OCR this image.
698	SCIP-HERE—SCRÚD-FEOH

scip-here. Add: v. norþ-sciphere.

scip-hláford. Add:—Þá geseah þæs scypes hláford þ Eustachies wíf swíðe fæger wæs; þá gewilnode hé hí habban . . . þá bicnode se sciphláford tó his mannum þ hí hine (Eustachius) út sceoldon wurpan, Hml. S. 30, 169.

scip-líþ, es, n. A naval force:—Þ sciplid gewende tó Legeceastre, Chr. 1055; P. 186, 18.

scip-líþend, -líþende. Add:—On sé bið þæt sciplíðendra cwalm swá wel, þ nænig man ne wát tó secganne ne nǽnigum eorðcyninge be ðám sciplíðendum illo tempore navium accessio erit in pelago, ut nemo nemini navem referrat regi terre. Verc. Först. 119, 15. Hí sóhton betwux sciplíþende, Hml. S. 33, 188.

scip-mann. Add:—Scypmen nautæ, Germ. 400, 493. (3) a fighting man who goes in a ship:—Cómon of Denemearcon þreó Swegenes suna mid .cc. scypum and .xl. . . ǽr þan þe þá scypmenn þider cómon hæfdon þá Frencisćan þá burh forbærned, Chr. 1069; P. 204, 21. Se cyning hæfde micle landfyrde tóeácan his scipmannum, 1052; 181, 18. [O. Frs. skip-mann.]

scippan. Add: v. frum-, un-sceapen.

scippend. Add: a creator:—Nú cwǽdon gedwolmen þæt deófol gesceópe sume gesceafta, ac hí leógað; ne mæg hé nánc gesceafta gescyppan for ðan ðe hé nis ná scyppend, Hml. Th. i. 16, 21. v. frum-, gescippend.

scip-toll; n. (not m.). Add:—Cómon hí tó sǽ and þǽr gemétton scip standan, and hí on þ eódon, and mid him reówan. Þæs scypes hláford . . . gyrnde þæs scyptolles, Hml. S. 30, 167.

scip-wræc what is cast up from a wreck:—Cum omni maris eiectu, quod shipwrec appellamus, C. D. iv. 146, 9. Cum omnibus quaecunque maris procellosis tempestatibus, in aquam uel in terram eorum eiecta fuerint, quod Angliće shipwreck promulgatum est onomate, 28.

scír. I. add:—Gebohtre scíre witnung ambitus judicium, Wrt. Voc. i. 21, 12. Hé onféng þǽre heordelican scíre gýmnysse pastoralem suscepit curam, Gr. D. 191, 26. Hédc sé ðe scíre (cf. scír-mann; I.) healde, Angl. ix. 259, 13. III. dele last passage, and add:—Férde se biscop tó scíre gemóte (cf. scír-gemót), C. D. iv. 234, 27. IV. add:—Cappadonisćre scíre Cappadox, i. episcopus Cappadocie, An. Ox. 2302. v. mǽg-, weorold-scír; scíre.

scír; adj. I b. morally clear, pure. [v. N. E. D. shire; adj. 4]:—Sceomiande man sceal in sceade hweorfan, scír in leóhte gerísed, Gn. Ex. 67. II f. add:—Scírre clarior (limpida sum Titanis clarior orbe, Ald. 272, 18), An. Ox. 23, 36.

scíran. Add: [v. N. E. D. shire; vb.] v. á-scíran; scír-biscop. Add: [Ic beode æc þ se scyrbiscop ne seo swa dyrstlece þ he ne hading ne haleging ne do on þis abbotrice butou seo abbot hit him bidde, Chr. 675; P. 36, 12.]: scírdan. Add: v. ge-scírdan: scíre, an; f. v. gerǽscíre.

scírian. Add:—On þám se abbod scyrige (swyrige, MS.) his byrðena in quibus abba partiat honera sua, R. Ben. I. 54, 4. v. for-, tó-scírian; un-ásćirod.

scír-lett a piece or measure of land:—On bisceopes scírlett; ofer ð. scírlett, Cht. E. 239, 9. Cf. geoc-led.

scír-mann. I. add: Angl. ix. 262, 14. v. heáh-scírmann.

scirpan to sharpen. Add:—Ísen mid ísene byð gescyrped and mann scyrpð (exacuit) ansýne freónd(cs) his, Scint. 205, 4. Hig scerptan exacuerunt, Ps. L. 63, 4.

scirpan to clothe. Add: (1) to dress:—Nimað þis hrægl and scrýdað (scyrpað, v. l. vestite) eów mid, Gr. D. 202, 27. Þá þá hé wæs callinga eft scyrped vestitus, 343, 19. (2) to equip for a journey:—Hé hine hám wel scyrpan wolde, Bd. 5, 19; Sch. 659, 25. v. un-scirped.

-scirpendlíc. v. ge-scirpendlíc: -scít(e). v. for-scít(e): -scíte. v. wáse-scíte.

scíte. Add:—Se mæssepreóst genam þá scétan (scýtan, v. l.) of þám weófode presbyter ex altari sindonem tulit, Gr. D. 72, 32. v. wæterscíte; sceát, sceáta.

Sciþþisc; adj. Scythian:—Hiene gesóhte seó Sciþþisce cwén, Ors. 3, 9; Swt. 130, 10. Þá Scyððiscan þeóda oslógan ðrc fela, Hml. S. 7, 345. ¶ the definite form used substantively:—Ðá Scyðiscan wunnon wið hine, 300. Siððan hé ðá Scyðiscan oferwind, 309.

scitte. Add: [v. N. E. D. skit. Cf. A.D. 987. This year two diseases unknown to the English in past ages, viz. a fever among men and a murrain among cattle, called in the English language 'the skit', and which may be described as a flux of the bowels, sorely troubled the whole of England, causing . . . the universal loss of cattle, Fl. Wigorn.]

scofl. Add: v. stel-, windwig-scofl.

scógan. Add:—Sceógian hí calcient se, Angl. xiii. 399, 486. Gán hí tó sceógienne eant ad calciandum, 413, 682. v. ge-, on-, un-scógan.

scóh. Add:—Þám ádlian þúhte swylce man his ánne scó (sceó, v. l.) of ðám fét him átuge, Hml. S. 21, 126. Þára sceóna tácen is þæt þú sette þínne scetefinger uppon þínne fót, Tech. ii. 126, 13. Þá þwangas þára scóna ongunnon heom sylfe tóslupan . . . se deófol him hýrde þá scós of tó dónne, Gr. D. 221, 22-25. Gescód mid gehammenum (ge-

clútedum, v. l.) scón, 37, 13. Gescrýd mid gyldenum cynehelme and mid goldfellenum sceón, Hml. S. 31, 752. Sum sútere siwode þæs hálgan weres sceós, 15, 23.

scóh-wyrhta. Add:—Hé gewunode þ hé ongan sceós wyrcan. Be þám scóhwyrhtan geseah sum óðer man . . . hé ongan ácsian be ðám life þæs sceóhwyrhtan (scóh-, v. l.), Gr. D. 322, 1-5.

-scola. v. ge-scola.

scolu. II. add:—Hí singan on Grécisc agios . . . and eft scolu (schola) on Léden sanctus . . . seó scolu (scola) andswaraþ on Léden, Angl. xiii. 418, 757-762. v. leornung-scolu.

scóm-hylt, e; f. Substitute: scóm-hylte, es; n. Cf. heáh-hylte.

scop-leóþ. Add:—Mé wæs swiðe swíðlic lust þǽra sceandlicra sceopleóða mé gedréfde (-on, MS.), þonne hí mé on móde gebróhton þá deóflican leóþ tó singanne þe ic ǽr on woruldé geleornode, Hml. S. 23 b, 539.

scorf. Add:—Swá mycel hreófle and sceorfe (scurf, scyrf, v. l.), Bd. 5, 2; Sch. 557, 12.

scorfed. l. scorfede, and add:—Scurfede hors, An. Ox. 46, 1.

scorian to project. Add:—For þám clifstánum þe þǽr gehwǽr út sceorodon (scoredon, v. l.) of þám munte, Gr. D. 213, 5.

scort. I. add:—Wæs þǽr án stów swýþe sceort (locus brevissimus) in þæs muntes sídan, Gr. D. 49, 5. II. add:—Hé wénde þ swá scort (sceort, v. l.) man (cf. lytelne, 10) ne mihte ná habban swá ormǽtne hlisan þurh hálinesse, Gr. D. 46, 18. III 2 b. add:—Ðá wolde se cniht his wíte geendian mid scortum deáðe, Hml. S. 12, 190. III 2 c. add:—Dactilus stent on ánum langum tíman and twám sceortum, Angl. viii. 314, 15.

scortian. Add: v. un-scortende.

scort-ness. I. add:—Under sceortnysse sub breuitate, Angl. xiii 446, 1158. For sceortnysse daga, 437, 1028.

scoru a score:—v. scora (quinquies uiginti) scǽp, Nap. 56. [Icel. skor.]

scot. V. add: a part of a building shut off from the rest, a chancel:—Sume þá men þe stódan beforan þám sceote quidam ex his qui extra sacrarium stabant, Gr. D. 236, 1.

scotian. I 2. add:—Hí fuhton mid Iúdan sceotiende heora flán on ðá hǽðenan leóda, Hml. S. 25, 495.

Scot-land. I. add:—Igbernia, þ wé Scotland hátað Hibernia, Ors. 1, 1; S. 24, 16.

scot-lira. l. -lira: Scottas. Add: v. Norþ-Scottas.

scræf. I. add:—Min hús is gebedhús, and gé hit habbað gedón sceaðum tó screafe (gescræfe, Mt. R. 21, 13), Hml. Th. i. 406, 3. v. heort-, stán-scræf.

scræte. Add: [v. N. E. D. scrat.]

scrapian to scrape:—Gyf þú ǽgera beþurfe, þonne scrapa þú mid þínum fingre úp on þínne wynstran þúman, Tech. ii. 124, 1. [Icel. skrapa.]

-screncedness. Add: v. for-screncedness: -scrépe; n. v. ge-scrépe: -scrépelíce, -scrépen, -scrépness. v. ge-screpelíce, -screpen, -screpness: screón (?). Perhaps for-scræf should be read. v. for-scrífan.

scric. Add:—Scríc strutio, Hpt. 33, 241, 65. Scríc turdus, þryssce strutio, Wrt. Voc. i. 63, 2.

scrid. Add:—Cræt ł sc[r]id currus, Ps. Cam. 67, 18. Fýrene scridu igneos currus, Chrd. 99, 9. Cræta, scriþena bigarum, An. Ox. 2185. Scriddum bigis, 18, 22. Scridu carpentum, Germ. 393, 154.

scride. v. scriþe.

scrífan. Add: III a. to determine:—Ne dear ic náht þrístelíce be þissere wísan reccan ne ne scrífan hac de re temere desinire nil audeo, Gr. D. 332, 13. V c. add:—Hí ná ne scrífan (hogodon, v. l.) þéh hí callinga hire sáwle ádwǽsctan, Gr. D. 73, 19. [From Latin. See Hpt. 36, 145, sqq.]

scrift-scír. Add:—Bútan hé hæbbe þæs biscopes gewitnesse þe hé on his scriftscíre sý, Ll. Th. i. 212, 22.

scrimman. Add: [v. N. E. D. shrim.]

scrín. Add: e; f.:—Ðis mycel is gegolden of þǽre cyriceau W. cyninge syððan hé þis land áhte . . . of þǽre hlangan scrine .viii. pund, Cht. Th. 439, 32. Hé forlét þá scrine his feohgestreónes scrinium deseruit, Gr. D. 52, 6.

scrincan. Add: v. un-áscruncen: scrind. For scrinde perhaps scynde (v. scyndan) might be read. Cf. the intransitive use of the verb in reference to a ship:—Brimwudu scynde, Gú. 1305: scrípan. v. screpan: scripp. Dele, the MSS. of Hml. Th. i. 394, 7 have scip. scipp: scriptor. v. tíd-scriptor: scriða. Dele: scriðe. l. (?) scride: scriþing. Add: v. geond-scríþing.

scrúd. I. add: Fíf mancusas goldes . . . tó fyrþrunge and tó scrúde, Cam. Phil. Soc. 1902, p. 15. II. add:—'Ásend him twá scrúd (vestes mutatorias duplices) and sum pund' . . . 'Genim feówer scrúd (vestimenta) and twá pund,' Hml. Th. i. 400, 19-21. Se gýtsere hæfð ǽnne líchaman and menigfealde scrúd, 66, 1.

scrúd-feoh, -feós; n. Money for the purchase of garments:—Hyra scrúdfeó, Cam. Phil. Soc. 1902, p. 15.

TASK REQUIREMENTS
Tally the lines of the listing in which the string "Icel" appears, and state the tally alone.

SOLUTION
2